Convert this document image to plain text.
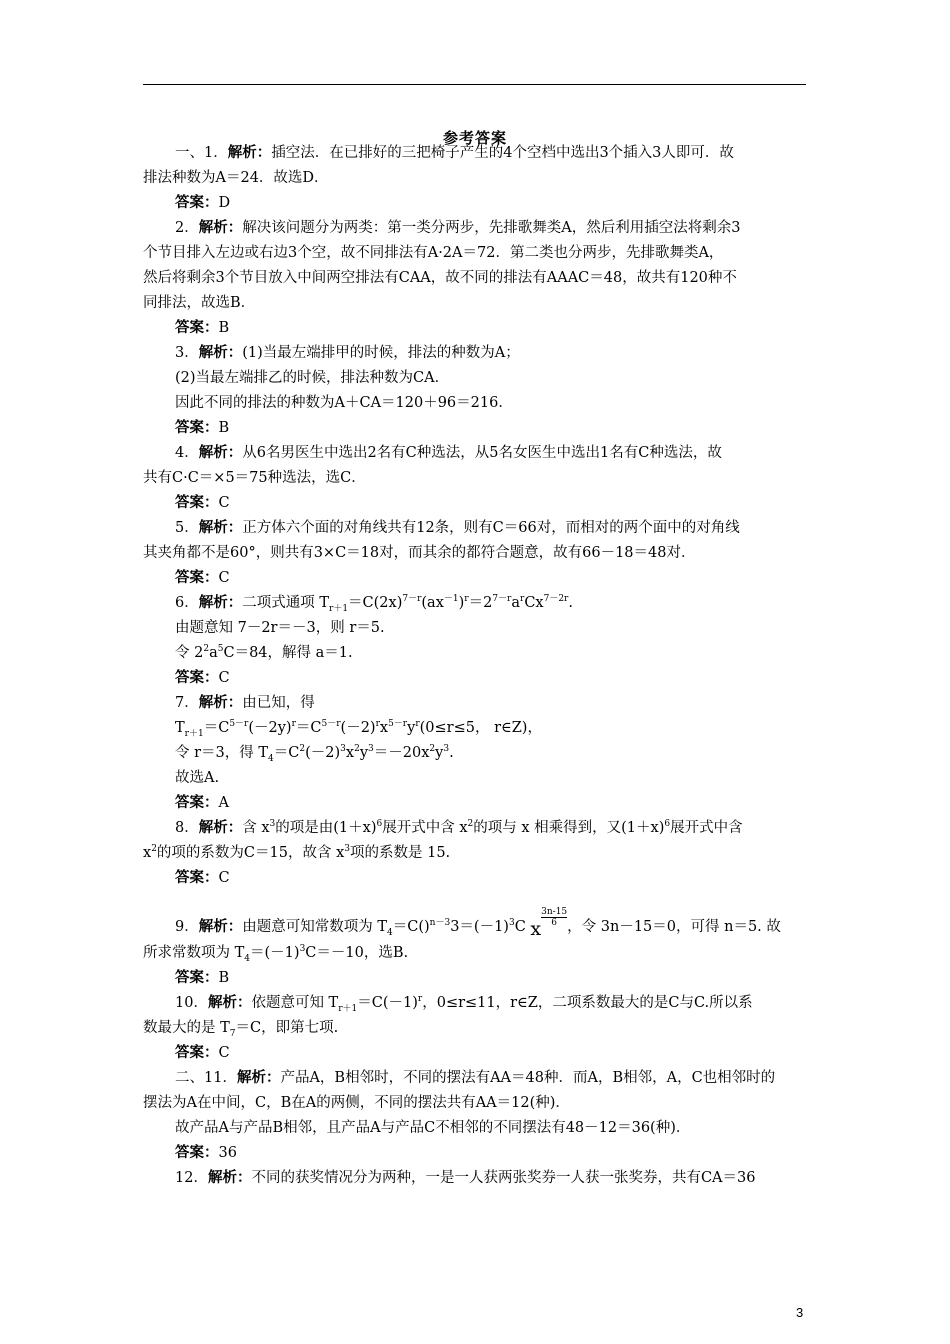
参考答案
一、1．解析：插空法．在已排好的三把椅子产生的4个空档中选出3个插入3人即可．故
排法种数为A＝24．故选D．
答案：D
2．解析：解决该问题分为两类：第一类分两步，先排歌舞类A，然后利用插空法将剩余3
个节目排入左边或右边3个空，故不同排法有A·2A＝72．第二类也分两步，先排歌舞类A，
然后将剩余3个节目放入中间两空排法有CAA，故不同的排法有AAAC＝48，故共有120种不
同排法，故选B．
答案：B
3．解析：(1)当最左端排甲的时候，排法的种数为A；
(2)当最左端排乙的时候，排法种数为CA．
因此不同的排法的种数为A＋CA＝120＋96＝216．
答案：B
4．解析：从6名男医生中选出2名有C种选法，从5名女医生中选出1名有C种选法，故
共有C·C＝×5＝75种选法，选C．
答案：C
5．解析：正方体六个面的对角线共有12条，则有C＝66对，而相对的两个面中的对角线
其夹角都不是60°，则共有3×C＝18对，而其余的都符合题意，故有66－18＝48对．
答案：C
6．解析：二项式通项 $T_{r+1}=C(2x)^{7-r}(ax^{-1})^r=2^{7-r}a^rCx^{7-2r}$.
由题意知 7－2r＝－3，则 r＝5.
令 $2^2a^5C=84$，解得 a＝1.
答案：C
7．解析：由已知，得
$T_{r+1}=C^{5-r}(-2y)^r=C^{5-r}(-2)^rx^{5-r}y^r(0\le r\le 5$， r∈Z)，
令 r＝3，得 $T_4=C^2(-2)^3x^2y^3=-20x^2y^3$.
故选A.
答案：A
8．解析：含 $x^3$的项是由$(1+x)^6$展开式中含 $x^2$的项与 x 相乘得到，又$(1+x)^6$展开式中含
$x^2$的项的系数为C＝15，故含 $x^3$项的系数是 15.
答案：C
9．解析：由题意可知常数项为 $T_4=C()^{n-3}3=(-1)^3C$ x
$\frac{3n-15}{6}$ ，令 3n－15＝0，可得 n＝5. 故
所求常数项为 $T_4=(-1)^3C=-10$，选B.
答案：B
10．解析：依题意可知 $T_{r+1}=C(-1)^r$，0≤r≤11，r∈Z，二项系数最大的是C与C.所以系
数最大的是 $T_7=C$，即第七项.
答案：C
二、11．解析：产品A，B相邻时，不同的摆法有AA＝48种．而A，B相邻，A，C也相邻时的
摆法为A在中间，C，B在A的两侧，不同的摆法共有AA＝12(种)．
故产品A与产品B相邻，且产品A与产品C不相邻的不同摆法有48－12＝36(种)．
答案：36
12．解析：不同的获奖情况分为两种，一是一人获两张奖券一人获一张奖券，共有CA＝36
3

----

- **TASK OBJECTIVE**
Find the word "先排歌舞类A" and list each line it appears in.

- **EXERCISE RESPONSE**
2．解析：解决该问题分为两类：第一类分两步，先排歌舞类A，然后利用插空法将剩余3
个节目排入左边或右边3个空，故不同排法有A·2A＝72．第二类也分两步，先排歌舞类A，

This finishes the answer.